Выбранный отрывок —
Мы не играли в политику, не сочиняли программ "освобождения народа", не создавали союзов "меча и орала". Нашим единственным оружием была гласность. Не пропаганда, а гласность, чтобы никто не мог сказать потом - "я не знал". Остальное - дело совести каждого. И победы мы не ждали - не могло быть ни малейшей надежды на победу. Но каждый хотел иметь право сказать своим потомкам: "Я сделал все, что мог. Я был гражданином, добивался законности и никогда не шел против своей совести". Шла не политическая борьба, а борьба живого против мертвого, естественного с искусственным.

Никто не "поручал" Гинзбургу собирать материалы процесса Синявского и Даниэля (так называемую "Белую книгу"), а Галанскову - литературный сборник "Феникс-66". никто не заставлял Дашкову все это печатать, а нас с Витькой Хаустовым - устраивать демонстрацию, когда их арестовали.

Что сделать —
1) Перечислите все фамилии людей, упомянутых в отрывке о борьбе за гласность.
2) Напишите продолжение отрывка о борьбе за гласность, начиная сразу после его последнего предложения.
Строки, приведённые дальше, взяты из другого источника.

Исходные материалы —
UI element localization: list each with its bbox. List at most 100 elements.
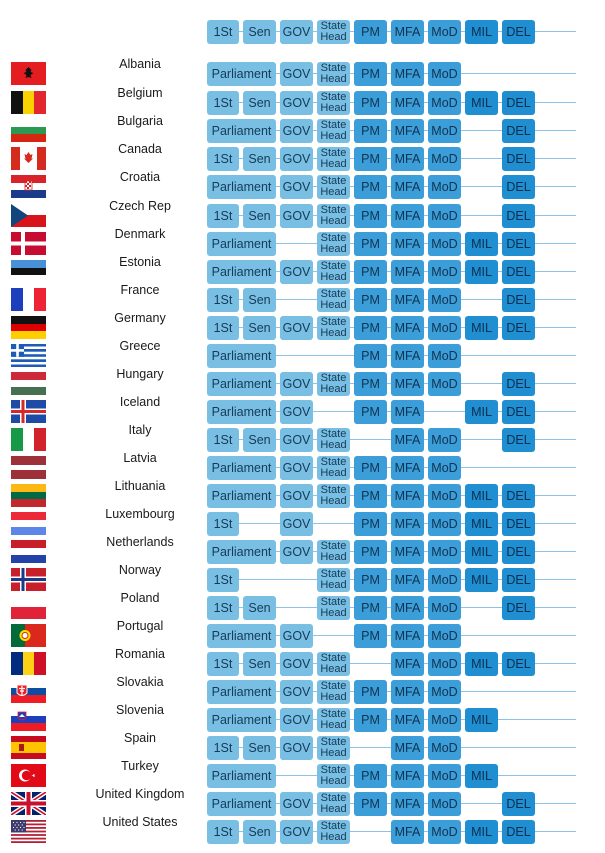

Ответы по заданиям —
1) Гинзбург, Синявский, Даниэль, Галансков, Дашкова, Хаустов.

2)
Удивительно здорово это описано у Метерлинка в "Жизни пчел", когда вся сложная жизнь улья внешне кажется подчиненной какому-то уставу. Но нет в ней приказов или регламентов, и каждая пчела, повинуясь внутреннему импульсу, то летит за медом, то строит соты, то охраняет вход. Постороннему наблюдателю кажется, что всем управляет матка, но убей ее - и пчелы тут же выкормят новую, не оставляя своей работы. Вот одна из пчел сообщила о новых полях, богатых нектаром, и тут же десятки ее соседок летят за нектаром. Как они определили, кому лететь, а кому оставаться?

Аресты следовали один за другим, по нарастающей. Сначала был взят Радзиевский, потом, 17 января, - Пашкова и Галансков, 19-го - Добровольский, еще через несколько дней - Гинзбург, и это не случайно. Расчет был запугать, чтобы каждый думал: не я ли следующий? Чтоб сидели по углам, запершись на все замки, и шептали молитвенно: Господи, пронеси!

Может, именно от этого неудержимо захотелось вдруг выйти вперед и крикнуть:

- Вот он я! Берите - я следующий. Вас никто не боится. Но это было не главное. Главное - когда забирают твоих друзей, а ты ничего не можешь сделать. Словно рассудок теряешь от сознания своего бессилия. Насколько же легче било всем этим революционерам; у них в такие минуты был выход - стрелять или бомбы бросать. Скверно оставаться на воле, когда твои друзья в тюрьме.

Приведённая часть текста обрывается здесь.